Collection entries
:::
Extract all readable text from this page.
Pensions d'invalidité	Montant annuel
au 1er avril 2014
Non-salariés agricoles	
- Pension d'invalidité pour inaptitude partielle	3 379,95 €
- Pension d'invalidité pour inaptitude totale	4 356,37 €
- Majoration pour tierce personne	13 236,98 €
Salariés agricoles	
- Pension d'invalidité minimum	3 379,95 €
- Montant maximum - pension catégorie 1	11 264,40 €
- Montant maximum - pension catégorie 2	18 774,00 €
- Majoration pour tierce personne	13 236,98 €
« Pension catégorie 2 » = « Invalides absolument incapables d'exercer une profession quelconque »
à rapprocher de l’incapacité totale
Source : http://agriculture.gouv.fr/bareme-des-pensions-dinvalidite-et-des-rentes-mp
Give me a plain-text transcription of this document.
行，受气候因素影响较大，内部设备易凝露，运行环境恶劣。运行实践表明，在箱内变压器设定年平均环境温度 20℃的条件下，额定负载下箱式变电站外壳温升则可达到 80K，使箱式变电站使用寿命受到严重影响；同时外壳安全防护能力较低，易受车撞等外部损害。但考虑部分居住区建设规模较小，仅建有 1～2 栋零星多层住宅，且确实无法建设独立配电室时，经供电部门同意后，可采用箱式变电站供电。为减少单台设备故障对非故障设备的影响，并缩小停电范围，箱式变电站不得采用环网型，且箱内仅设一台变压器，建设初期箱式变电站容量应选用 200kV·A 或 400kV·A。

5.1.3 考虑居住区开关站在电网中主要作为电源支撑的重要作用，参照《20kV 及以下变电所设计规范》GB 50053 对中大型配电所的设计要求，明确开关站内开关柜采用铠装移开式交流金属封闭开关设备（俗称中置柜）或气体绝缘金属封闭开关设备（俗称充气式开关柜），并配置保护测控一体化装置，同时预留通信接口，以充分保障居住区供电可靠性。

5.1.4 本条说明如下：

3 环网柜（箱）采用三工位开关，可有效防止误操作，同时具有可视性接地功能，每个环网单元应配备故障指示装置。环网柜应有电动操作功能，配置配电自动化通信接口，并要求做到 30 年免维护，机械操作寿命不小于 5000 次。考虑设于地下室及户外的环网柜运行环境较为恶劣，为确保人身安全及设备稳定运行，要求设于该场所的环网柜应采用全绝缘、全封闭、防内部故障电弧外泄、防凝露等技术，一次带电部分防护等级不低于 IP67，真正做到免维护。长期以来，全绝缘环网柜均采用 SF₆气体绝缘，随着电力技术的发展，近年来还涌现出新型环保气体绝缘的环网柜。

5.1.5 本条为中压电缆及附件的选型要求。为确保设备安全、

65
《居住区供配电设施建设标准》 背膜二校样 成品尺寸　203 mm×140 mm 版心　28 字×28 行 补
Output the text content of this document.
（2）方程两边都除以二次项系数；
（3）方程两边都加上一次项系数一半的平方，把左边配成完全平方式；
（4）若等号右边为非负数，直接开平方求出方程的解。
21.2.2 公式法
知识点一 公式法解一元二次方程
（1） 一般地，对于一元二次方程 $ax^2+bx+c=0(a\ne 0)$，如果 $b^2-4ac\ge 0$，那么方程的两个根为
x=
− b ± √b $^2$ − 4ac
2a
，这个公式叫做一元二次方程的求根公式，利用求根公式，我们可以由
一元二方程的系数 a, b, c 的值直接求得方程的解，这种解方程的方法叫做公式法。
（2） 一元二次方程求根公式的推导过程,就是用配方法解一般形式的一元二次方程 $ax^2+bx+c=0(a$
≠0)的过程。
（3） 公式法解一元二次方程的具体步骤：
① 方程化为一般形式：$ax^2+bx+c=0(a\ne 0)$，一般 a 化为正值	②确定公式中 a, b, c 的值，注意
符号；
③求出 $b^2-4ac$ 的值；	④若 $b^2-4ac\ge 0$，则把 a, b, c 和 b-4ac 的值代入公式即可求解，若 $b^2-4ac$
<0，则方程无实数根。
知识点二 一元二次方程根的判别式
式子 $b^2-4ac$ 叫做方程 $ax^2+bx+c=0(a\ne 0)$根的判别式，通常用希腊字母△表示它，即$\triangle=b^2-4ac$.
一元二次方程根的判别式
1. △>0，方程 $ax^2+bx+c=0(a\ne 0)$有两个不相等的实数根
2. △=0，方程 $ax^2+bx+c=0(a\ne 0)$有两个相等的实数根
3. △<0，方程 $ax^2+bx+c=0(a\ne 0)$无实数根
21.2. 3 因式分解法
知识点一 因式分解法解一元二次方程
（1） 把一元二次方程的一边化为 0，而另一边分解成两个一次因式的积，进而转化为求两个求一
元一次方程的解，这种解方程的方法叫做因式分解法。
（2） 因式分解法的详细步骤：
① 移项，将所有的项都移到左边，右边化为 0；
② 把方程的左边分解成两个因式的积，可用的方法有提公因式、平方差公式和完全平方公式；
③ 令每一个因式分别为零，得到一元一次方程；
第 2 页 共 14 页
:::
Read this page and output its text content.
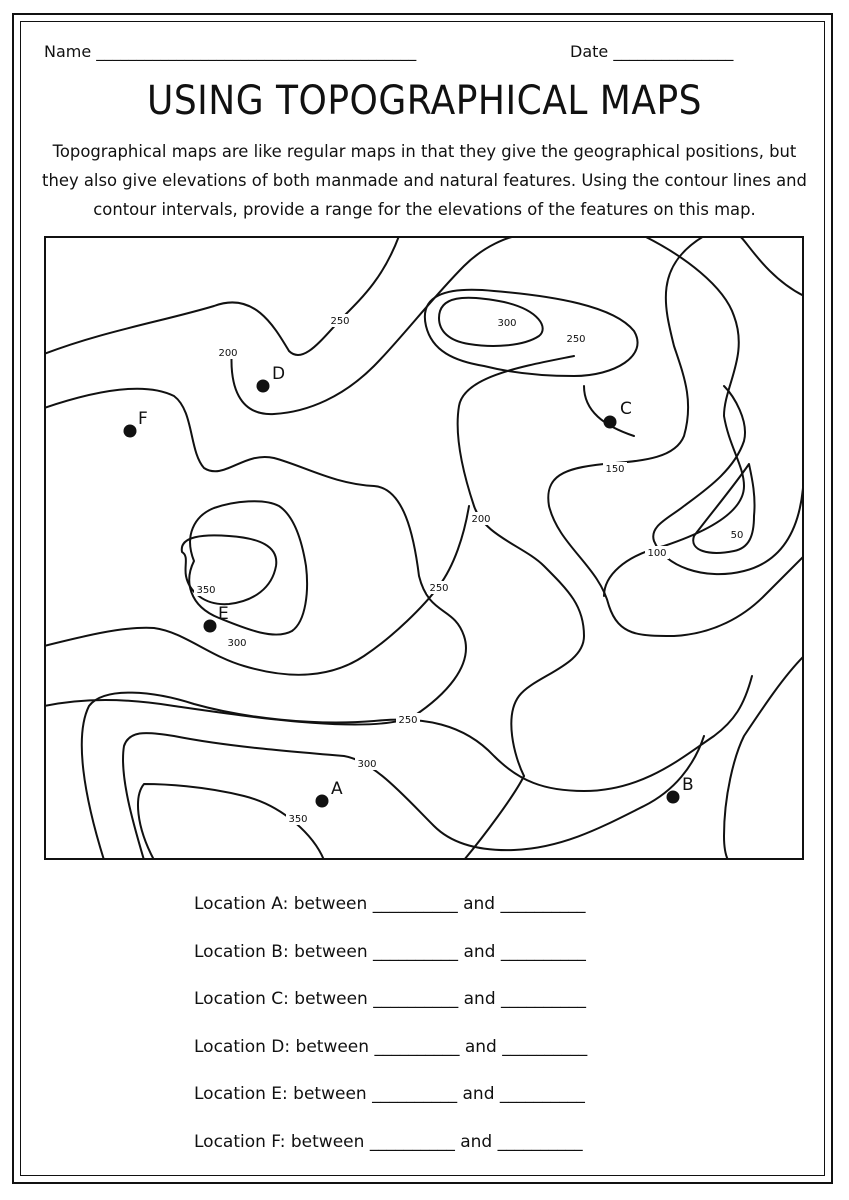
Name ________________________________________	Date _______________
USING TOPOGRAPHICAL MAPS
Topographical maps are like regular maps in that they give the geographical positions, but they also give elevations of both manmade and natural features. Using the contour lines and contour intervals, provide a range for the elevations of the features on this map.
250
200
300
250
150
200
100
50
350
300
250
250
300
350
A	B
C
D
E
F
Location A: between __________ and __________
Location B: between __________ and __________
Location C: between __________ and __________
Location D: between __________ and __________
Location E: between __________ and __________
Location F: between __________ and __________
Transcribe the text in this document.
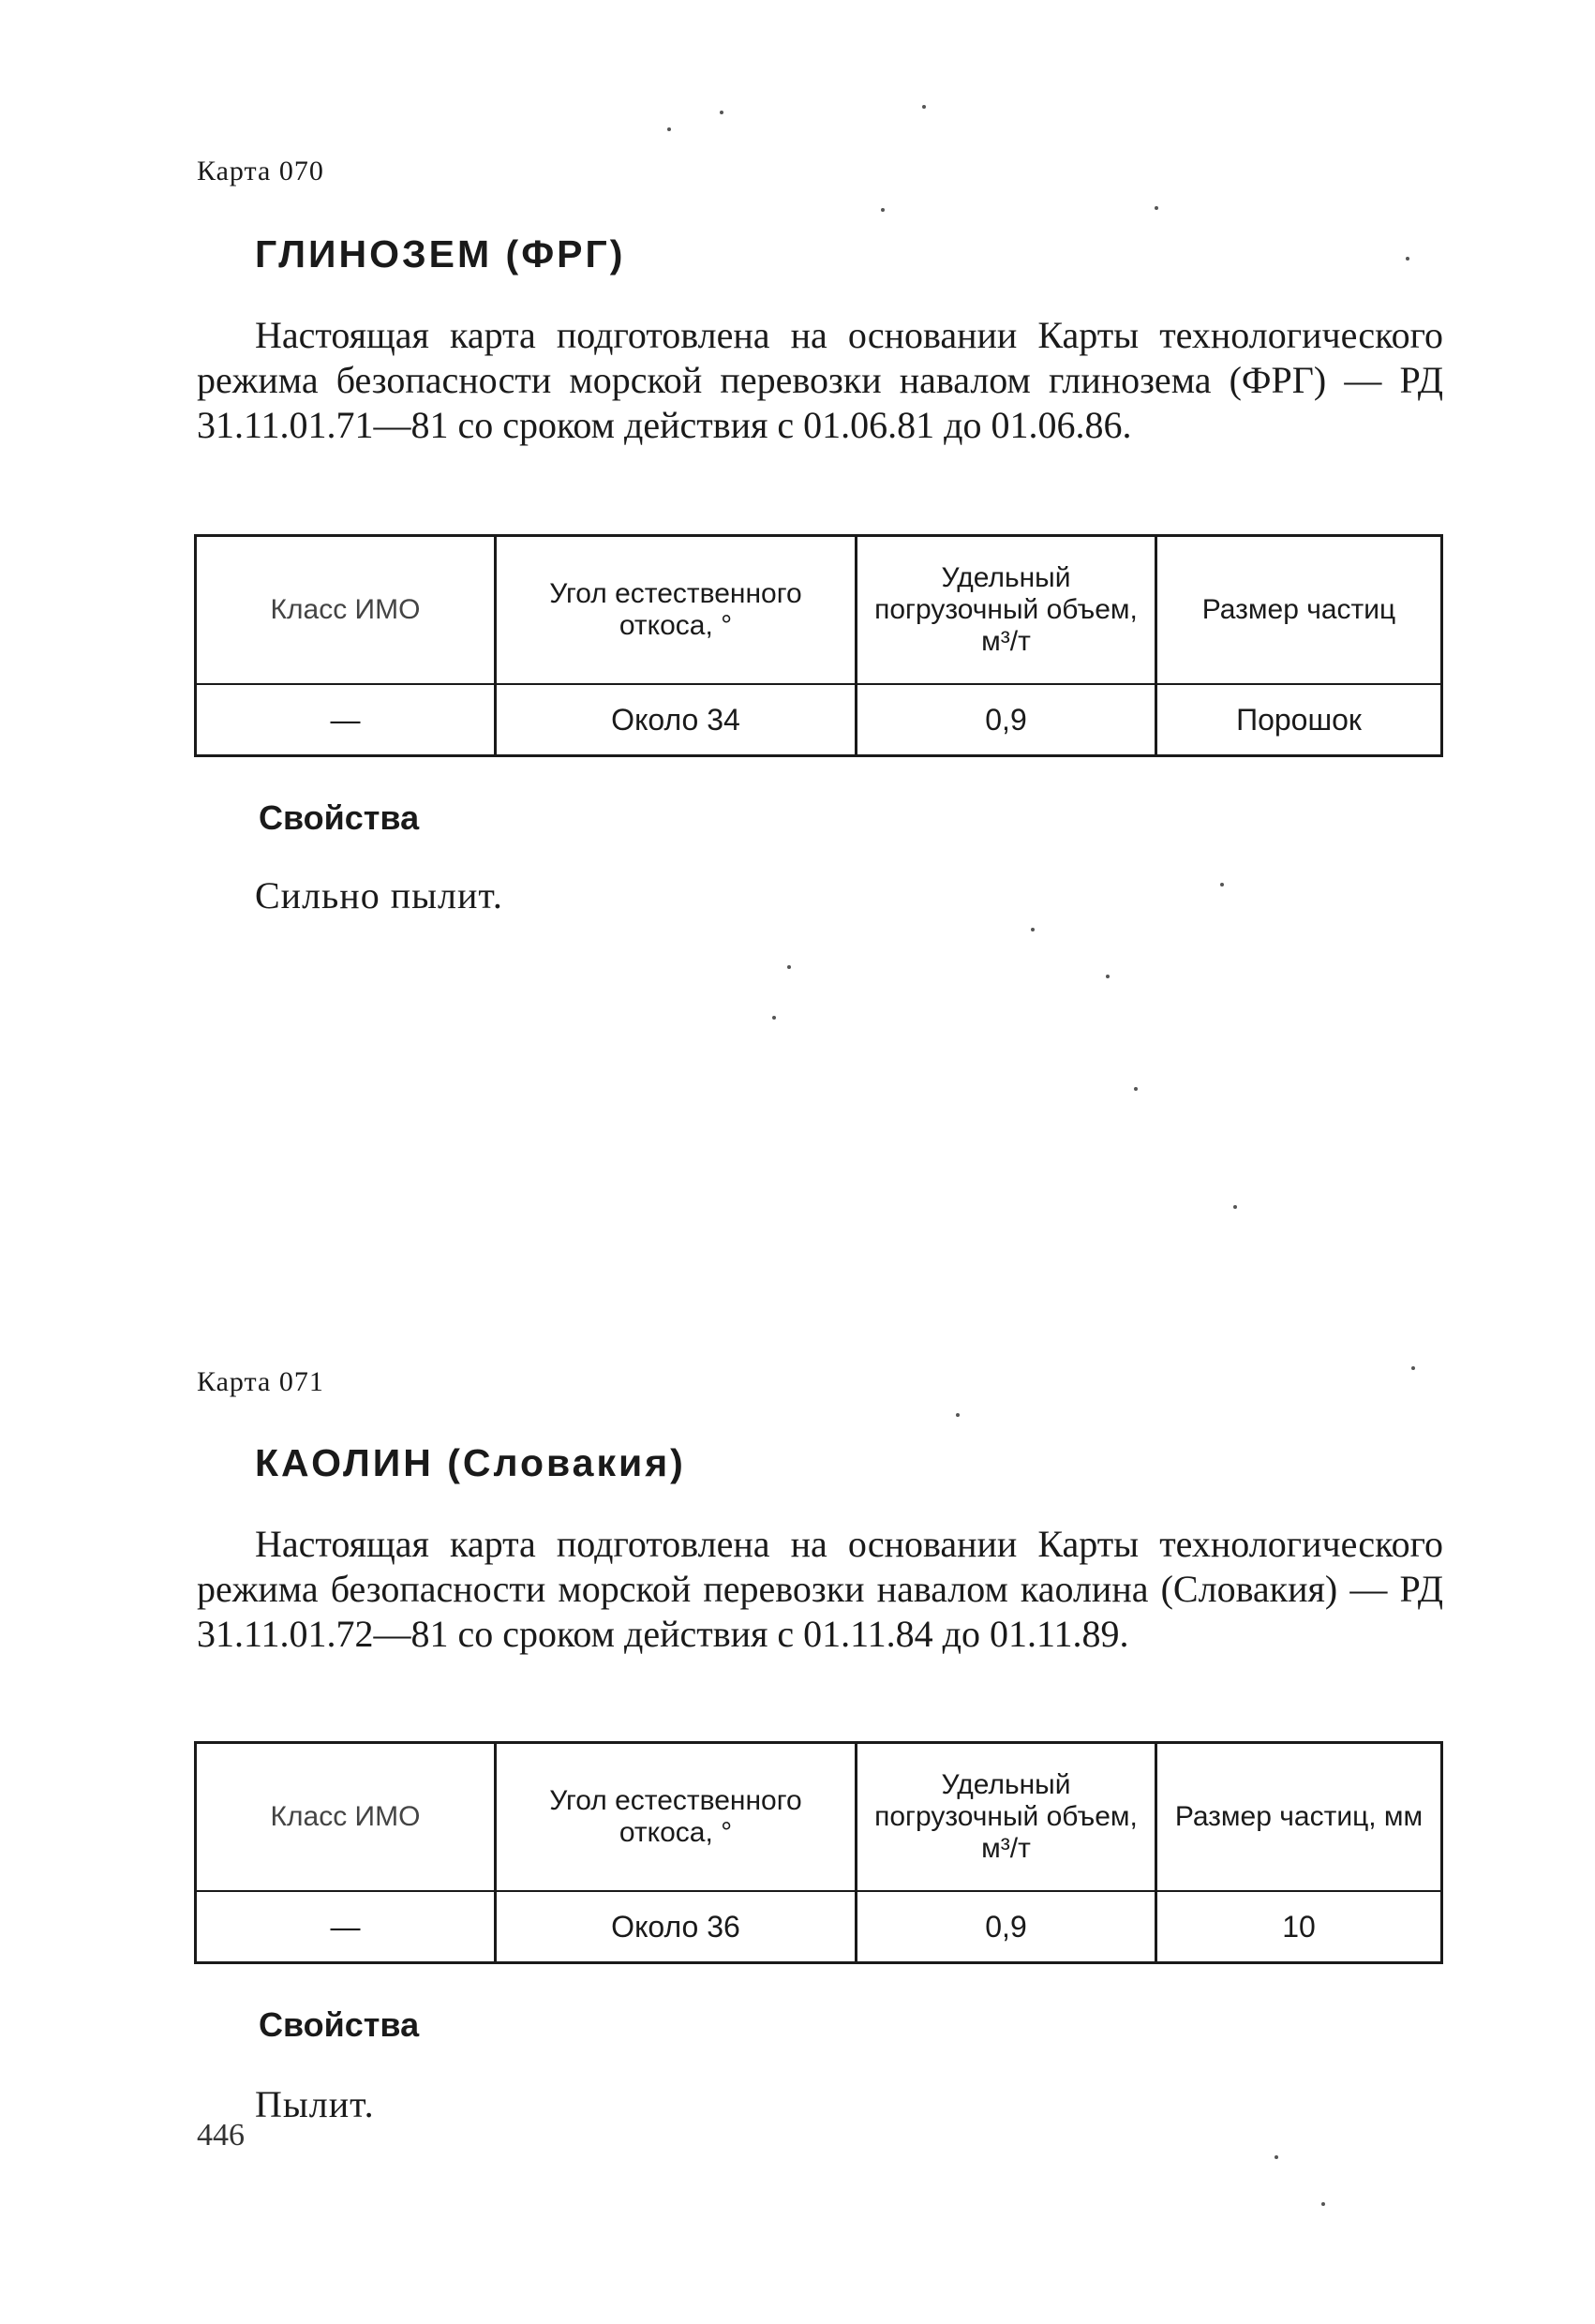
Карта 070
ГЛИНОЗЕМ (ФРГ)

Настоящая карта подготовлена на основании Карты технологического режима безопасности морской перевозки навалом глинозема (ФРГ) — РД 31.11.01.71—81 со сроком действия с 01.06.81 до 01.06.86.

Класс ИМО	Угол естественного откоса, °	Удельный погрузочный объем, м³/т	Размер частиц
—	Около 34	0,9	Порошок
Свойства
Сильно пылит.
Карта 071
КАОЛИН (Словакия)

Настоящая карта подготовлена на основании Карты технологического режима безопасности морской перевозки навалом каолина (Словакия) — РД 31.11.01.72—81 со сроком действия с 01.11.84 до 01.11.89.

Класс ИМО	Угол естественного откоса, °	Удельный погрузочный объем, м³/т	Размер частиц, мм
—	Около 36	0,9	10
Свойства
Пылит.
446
:::
EXERCISE OBJECTIVE:
Locate all lines in the listing above with the word "agricoles". Copy them.

EXERCISE RESPONSE:
Non-salariés agricoles	
Salariés agricoles	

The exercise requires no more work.